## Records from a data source
_ _ _

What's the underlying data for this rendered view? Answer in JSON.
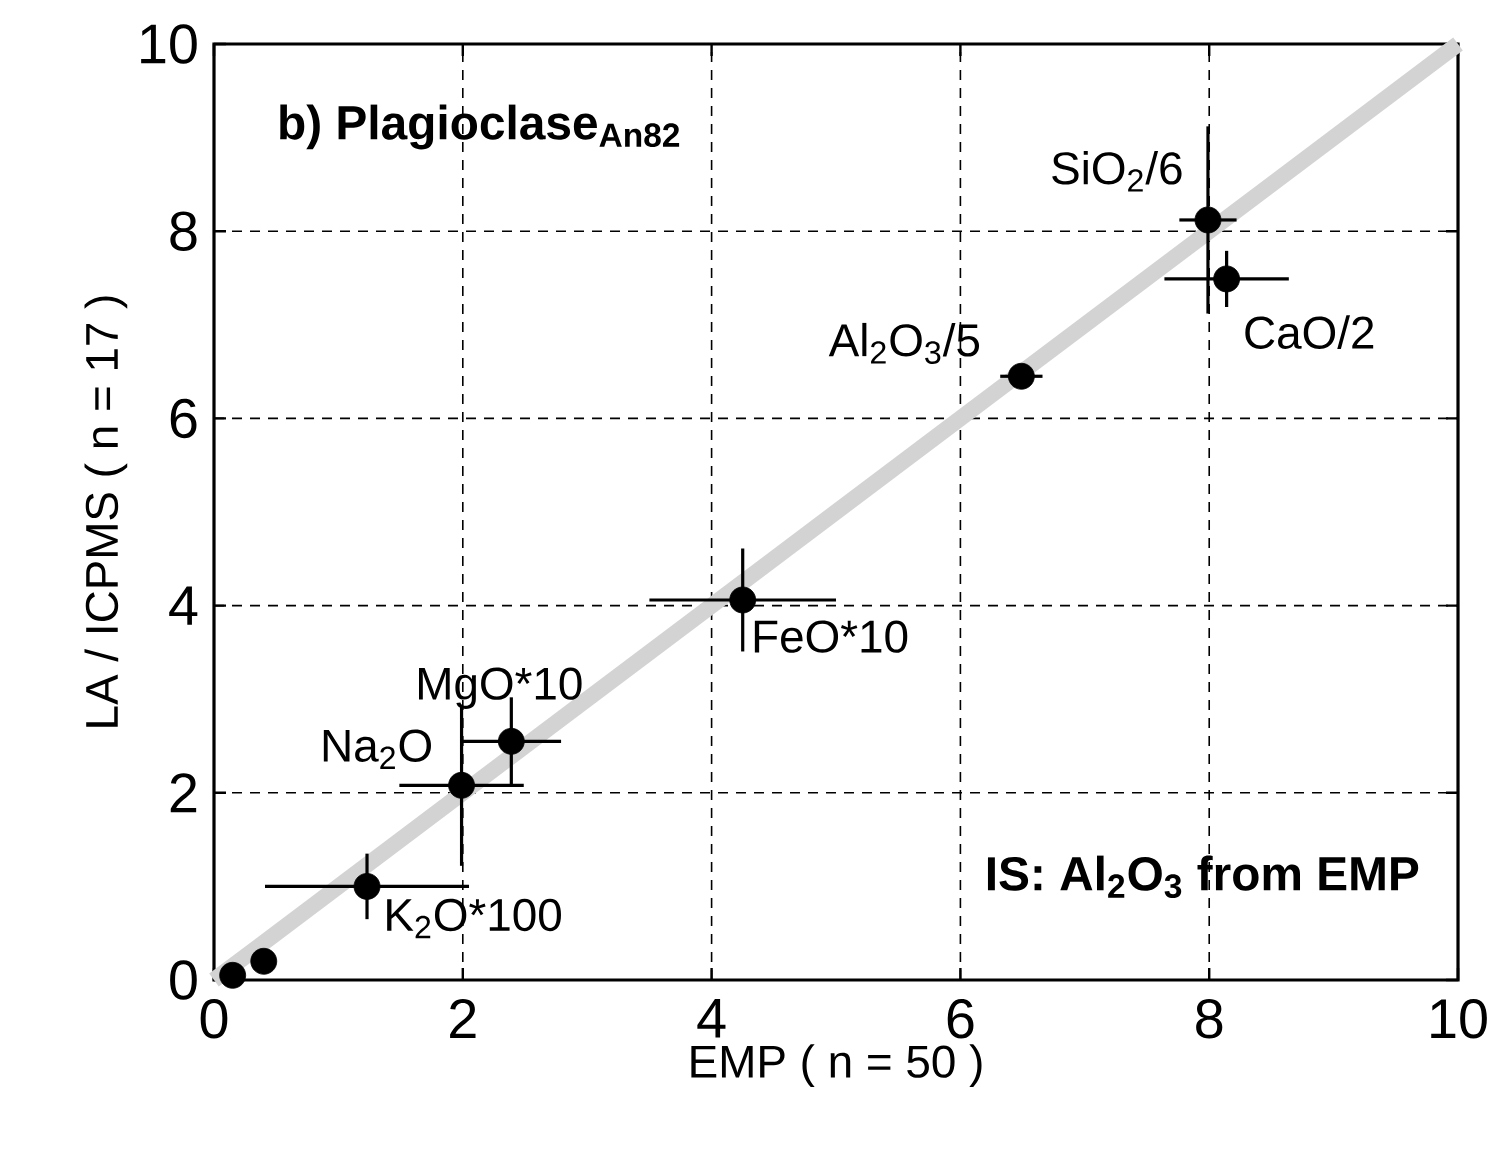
{
  "chart_data": {
    "type": "scatter",
    "title": "b) Plagioclase$_{An82}$",
    "xlabel": "EMP ( n = 50 )",
    "ylabel": "LA / ICPMS ( n = 17 )",
    "xlim": [
      0,
      10
    ],
    "ylim": [
      0,
      10
    ],
    "xticks": [
      0,
      2,
      4,
      6,
      8,
      10
    ],
    "yticks": [
      0,
      2,
      4,
      6,
      8,
      10
    ],
    "grid": true,
    "series": [
      {
        "type": "line",
        "marker": "none",
        "color": "#d3d3d3",
        "x": [
          0,
          10
        ],
        "values": [
          0,
          10
        ]
      },
      {
        "type": "scatter",
        "marker": "circle",
        "color": "#000000",
        "x": [
          0.15,
          0.4,
          1.23,
          1.99,
          2.39,
          4.25,
          6.49,
          7.99,
          8.14
        ],
        "values": [
          0.05,
          0.2,
          1.0,
          2.08,
          2.55,
          4.06,
          6.45,
          8.12,
          7.49
        ],
        "xerrors": [
          null,
          null,
          0.82,
          0.5,
          0.4,
          0.75,
          0.17,
          0.23,
          0.5
        ],
        "errors": [
          null,
          null,
          0.35,
          0.86,
          0.47,
          0.55,
          null,
          1.0,
          0.3
        ]
      }
    ],
    "annotations": [
      {
        "text": "K$_{2}$O*100",
        "x": 1.23,
        "y": 1.0
      },
      {
        "text": "Na$_{2}$O",
        "x": 1.99,
        "y": 2.08
      },
      {
        "text": "MgO*10",
        "x": 2.39,
        "y": 2.55
      },
      {
        "text": "FeO*10",
        "x": 4.25,
        "y": 4.06
      },
      {
        "text": "Al$_{2}$O$_{3}$/5",
        "x": 6.49,
        "y": 6.45
      },
      {
        "text": "SiO$_{2}$/6",
        "x": 7.99,
        "y": 8.12
      },
      {
        "text": "CaO/2",
        "x": 8.14,
        "y": 7.49
      },
      "IS: Al$_{2}$O$_{3}$ from EMP"
    ]
  }
}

_ _ _

## Task goal
Using the listing above, work out how many of its lines include "text", and give only the result.

## Task answer
7